What is being asked.
Copy out every line of the records where the string "Time" occurs.

Source material.

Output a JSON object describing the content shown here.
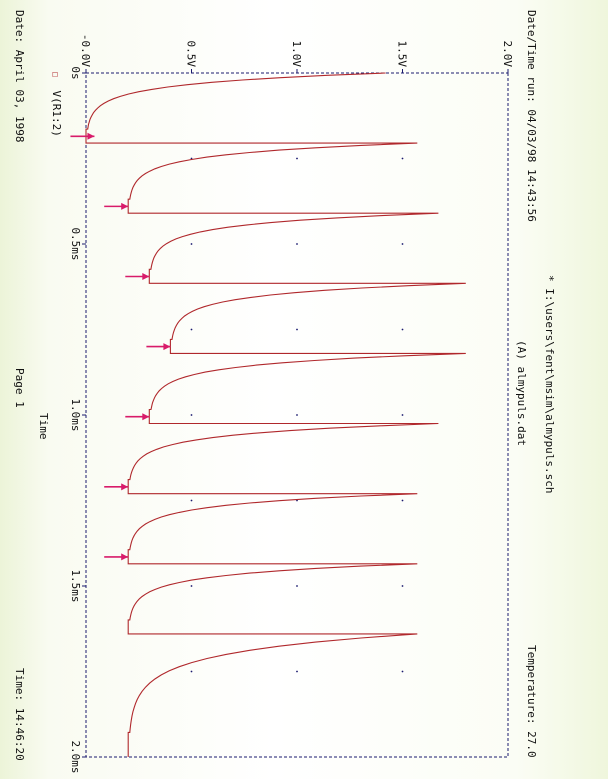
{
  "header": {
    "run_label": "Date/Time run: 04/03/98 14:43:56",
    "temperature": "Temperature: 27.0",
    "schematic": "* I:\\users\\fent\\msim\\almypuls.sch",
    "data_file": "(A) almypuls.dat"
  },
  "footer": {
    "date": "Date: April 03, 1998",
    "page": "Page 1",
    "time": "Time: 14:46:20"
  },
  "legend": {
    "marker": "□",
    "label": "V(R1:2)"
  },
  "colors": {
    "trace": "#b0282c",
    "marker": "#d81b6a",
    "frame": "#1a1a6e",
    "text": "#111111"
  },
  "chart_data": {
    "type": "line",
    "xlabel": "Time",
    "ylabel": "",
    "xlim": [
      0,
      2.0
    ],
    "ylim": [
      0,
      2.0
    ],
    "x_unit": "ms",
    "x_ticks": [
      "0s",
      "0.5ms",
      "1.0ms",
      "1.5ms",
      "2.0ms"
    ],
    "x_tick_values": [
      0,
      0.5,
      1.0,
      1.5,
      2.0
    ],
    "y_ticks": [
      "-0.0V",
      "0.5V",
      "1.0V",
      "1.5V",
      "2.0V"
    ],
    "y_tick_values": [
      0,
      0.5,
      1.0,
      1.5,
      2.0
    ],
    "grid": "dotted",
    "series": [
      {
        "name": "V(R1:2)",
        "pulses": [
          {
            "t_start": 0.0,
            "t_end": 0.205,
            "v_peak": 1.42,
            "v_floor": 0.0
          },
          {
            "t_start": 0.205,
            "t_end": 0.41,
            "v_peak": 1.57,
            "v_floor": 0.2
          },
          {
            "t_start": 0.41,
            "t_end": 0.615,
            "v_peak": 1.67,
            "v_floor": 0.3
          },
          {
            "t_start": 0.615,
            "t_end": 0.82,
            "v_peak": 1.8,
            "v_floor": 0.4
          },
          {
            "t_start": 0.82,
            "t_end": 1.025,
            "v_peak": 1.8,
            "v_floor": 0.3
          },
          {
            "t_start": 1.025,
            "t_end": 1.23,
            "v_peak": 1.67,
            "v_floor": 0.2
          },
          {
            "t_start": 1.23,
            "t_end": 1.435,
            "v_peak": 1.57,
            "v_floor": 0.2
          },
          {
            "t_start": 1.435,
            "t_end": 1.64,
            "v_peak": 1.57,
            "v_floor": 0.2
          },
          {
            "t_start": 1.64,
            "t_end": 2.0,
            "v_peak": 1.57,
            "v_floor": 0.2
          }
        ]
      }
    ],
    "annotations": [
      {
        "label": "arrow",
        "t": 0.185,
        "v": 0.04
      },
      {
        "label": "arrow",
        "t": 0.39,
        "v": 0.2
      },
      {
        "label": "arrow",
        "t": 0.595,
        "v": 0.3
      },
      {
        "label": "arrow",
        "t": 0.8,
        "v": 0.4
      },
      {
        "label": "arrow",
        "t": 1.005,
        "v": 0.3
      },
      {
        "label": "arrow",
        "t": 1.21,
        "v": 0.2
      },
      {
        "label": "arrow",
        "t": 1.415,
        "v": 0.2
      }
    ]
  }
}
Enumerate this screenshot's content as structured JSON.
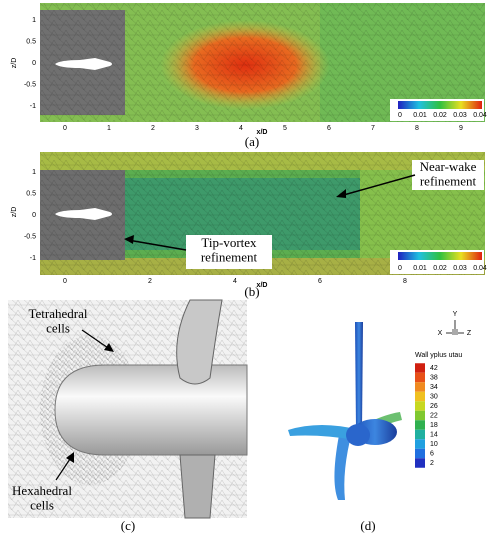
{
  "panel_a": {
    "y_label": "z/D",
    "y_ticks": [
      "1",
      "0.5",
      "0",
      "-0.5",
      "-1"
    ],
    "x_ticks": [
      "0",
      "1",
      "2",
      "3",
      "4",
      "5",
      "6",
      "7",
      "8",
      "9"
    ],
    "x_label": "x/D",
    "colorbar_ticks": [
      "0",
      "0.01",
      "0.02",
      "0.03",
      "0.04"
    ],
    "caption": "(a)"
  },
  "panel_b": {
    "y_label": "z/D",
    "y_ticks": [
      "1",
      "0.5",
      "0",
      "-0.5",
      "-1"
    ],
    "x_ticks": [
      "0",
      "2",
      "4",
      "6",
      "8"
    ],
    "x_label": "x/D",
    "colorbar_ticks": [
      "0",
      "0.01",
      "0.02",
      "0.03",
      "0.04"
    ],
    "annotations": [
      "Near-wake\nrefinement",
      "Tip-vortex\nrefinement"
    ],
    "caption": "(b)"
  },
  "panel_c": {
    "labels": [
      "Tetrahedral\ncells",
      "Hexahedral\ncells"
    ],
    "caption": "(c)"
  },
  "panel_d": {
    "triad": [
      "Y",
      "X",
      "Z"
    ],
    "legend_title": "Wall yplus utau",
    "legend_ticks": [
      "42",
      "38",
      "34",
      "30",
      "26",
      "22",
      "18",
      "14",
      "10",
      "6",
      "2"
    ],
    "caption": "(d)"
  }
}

Full solution.
    "run_label": "Date/Time run: 04/03/98 14:43:56",
    "time": "Time: 14:46:20"
    "xlabel": "Time",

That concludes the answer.